### Input data
>> Start

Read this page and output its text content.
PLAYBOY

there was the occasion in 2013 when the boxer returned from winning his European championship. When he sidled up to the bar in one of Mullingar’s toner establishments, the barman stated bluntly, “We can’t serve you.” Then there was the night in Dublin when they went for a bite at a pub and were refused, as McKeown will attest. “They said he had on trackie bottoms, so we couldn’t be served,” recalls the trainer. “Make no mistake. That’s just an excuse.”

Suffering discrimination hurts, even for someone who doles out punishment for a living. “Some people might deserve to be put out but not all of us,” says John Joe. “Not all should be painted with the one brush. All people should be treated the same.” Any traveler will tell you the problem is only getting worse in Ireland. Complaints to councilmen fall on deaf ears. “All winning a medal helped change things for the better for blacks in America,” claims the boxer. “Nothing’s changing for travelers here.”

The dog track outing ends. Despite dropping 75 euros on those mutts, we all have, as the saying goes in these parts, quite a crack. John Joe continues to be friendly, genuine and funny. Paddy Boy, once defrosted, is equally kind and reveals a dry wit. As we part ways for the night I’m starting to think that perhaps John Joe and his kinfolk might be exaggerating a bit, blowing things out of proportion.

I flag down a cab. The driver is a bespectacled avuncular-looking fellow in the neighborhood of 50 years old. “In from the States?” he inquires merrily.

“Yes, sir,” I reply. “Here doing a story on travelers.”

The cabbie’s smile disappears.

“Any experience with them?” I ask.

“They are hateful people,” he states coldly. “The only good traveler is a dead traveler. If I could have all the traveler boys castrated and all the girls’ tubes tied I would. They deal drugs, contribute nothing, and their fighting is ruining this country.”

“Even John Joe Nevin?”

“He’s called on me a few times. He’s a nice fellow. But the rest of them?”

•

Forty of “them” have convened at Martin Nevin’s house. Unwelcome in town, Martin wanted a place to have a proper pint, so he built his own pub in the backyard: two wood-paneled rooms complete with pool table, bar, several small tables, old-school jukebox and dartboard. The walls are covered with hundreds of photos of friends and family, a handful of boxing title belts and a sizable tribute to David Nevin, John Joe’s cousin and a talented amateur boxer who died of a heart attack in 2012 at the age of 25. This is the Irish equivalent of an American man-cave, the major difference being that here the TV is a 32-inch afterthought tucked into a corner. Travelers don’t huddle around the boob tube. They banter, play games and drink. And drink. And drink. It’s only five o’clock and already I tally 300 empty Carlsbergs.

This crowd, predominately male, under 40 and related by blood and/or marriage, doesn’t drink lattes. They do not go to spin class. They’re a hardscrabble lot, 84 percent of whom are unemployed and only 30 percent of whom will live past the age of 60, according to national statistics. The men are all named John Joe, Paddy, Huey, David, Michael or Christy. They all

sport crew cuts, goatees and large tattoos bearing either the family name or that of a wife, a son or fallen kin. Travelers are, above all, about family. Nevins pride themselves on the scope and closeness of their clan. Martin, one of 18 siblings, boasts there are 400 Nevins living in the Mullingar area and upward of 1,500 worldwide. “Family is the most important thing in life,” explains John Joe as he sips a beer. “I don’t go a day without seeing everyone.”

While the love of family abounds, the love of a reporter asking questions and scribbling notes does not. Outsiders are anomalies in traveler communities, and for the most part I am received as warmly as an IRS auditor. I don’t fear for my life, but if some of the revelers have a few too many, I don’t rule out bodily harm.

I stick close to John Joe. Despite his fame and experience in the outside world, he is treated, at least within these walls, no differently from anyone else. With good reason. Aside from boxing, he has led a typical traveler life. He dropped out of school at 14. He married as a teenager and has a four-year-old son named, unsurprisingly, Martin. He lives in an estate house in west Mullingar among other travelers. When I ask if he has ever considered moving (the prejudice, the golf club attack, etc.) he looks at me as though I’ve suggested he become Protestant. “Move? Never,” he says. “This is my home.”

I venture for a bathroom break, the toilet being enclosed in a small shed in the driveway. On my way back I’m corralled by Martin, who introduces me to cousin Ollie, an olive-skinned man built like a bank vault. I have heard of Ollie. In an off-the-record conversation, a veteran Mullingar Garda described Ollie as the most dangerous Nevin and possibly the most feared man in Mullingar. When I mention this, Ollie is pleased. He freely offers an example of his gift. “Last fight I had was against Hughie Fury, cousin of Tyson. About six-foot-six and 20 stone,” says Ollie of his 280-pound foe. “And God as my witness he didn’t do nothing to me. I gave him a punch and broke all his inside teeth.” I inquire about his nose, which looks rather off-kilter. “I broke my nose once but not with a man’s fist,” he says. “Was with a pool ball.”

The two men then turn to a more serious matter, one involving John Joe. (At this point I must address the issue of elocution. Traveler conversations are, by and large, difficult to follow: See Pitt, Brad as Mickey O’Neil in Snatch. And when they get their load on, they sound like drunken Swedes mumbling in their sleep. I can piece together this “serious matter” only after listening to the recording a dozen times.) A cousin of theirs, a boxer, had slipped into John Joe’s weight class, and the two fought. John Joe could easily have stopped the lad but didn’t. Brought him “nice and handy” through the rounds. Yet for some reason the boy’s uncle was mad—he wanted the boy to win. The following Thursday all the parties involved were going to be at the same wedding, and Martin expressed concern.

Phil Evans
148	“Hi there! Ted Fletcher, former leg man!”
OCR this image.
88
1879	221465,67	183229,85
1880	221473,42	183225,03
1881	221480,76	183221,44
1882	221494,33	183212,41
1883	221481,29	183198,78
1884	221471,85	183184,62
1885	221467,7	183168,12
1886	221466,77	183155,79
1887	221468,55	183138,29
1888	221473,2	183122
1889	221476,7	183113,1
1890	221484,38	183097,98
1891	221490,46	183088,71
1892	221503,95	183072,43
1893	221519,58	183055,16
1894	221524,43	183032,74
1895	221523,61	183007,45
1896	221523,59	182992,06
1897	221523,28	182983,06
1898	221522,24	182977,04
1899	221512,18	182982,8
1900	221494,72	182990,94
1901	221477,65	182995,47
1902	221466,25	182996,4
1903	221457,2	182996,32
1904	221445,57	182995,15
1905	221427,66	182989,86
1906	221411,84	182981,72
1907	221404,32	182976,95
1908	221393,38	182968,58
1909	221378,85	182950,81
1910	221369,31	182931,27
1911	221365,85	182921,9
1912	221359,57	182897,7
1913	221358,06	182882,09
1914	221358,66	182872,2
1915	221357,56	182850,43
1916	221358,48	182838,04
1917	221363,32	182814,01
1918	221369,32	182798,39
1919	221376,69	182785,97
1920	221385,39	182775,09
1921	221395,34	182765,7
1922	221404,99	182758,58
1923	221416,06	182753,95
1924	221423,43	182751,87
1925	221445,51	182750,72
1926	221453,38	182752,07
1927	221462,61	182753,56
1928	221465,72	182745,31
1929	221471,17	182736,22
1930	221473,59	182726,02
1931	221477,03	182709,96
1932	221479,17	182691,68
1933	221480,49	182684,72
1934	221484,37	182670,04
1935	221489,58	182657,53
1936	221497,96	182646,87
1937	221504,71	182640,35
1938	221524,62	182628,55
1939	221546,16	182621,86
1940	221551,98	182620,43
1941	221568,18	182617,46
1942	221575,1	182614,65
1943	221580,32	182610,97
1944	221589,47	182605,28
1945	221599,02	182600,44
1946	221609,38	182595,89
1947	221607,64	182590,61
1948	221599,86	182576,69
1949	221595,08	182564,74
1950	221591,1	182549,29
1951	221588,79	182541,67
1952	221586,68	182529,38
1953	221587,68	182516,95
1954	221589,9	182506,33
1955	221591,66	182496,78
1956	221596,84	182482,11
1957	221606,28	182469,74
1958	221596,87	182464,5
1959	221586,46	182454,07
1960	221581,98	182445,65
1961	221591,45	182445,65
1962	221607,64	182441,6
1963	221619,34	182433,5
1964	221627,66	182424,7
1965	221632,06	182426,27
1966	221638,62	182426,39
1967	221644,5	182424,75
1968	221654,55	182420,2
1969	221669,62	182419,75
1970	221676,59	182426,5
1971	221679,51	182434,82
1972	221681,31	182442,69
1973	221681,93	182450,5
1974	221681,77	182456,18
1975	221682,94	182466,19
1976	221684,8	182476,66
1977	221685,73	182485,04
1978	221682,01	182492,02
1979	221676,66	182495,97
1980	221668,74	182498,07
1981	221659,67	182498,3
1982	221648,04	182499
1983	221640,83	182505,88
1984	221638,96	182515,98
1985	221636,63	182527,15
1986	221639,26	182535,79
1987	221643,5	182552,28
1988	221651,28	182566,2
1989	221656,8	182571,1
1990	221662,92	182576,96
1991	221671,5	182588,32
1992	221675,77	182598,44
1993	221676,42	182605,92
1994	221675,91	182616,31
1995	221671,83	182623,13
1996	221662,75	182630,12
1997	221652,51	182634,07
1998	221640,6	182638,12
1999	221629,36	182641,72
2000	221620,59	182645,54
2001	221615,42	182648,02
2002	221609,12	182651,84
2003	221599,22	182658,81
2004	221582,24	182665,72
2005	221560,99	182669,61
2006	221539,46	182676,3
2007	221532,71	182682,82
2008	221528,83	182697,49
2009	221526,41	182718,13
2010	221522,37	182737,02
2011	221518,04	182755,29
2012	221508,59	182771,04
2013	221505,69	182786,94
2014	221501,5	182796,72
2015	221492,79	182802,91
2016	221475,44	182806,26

>> End

### Do this
Check each line above for the word "fellow" and copy the ones that have it.

### Problem solution
I flag down a cab. The driver is a bespectacled avuncular-looking fellow in the neighborhood of 50 years old. “In from the States?” he inquires merrily.
“He’s called on me a few times. He’s a nice fellow. But the rest of them?”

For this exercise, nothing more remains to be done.